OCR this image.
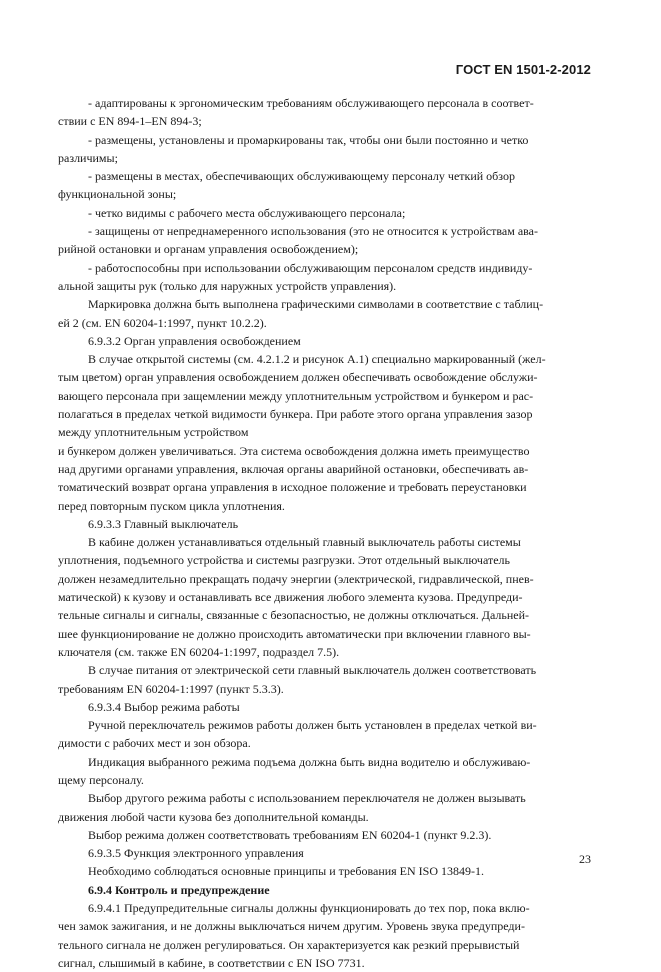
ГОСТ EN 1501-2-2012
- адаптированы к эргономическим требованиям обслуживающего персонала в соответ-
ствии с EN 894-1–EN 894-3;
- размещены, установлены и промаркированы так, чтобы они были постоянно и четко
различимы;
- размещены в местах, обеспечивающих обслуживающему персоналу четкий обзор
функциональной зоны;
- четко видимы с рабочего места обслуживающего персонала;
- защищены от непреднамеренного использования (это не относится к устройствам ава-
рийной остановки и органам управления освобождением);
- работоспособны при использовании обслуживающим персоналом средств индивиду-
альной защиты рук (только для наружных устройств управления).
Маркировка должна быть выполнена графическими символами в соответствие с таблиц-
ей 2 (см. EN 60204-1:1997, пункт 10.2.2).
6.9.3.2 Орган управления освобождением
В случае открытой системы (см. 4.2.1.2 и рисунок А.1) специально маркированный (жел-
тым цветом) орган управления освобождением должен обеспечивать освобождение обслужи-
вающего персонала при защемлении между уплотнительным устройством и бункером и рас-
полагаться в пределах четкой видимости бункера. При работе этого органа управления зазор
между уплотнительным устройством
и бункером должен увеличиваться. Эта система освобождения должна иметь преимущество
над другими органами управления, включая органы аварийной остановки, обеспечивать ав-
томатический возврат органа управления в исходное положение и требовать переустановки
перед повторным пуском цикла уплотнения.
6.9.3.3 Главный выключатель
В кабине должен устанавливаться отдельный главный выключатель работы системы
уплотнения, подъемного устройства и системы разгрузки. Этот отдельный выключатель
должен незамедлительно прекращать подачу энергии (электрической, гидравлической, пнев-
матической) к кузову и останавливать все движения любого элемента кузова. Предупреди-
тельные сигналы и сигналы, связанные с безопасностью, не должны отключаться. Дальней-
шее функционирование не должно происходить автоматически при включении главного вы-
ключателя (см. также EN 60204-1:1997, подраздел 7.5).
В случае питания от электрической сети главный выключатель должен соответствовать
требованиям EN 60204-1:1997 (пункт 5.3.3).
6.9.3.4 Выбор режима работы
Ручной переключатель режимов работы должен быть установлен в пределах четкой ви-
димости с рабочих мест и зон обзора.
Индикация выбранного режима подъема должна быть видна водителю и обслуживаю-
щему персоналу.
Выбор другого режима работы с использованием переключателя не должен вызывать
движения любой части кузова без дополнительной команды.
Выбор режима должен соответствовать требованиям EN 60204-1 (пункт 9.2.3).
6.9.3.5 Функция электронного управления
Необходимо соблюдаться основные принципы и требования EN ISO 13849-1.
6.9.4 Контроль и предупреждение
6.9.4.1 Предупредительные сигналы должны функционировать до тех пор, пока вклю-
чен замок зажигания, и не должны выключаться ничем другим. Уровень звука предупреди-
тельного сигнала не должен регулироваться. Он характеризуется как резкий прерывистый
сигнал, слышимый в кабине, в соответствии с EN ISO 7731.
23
_ _ _ _ _ _ _
SET PROBLEM - Considering only the records above, state the number of lines that include the word "пределах", with nothing added.

COMPLETED EXERCISE - 2